Rows from a figure dataset:
**********
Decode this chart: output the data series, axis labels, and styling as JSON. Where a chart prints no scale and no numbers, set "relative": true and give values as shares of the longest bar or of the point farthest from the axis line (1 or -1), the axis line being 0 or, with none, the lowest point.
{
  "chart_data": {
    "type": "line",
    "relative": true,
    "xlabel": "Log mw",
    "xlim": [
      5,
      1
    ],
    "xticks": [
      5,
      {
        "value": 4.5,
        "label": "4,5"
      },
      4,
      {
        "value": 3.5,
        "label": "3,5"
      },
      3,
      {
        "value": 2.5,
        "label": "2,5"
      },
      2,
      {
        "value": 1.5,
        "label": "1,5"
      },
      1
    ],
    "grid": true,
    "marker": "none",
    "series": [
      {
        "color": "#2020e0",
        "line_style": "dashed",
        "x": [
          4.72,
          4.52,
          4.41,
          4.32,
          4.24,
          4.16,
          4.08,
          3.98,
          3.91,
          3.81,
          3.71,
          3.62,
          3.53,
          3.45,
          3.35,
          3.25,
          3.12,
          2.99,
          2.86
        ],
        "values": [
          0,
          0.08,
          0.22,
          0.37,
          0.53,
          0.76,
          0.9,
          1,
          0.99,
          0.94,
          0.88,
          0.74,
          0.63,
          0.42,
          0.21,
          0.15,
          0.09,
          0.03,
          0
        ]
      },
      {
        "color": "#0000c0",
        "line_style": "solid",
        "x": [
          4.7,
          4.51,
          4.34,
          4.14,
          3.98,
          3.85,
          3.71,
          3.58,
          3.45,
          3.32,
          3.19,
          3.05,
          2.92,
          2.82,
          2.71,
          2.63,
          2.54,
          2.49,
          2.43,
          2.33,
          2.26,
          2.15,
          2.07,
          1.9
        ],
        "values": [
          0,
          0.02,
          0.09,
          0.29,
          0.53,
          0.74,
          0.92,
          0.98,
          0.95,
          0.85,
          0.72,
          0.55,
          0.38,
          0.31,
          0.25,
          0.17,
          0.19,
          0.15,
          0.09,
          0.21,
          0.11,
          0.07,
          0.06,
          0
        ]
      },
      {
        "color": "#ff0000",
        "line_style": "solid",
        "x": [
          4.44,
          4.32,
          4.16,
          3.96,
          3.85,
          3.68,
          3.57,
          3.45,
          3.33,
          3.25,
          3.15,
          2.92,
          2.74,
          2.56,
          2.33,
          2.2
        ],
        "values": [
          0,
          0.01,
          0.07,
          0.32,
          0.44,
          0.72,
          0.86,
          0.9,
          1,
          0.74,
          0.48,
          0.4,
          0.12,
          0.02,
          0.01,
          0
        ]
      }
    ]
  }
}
**********
• **EXERCISE INSTRUCTIONS**
Respond with the number of lines containing "true" and no additional words.

• **WORKED SOLUTION**
3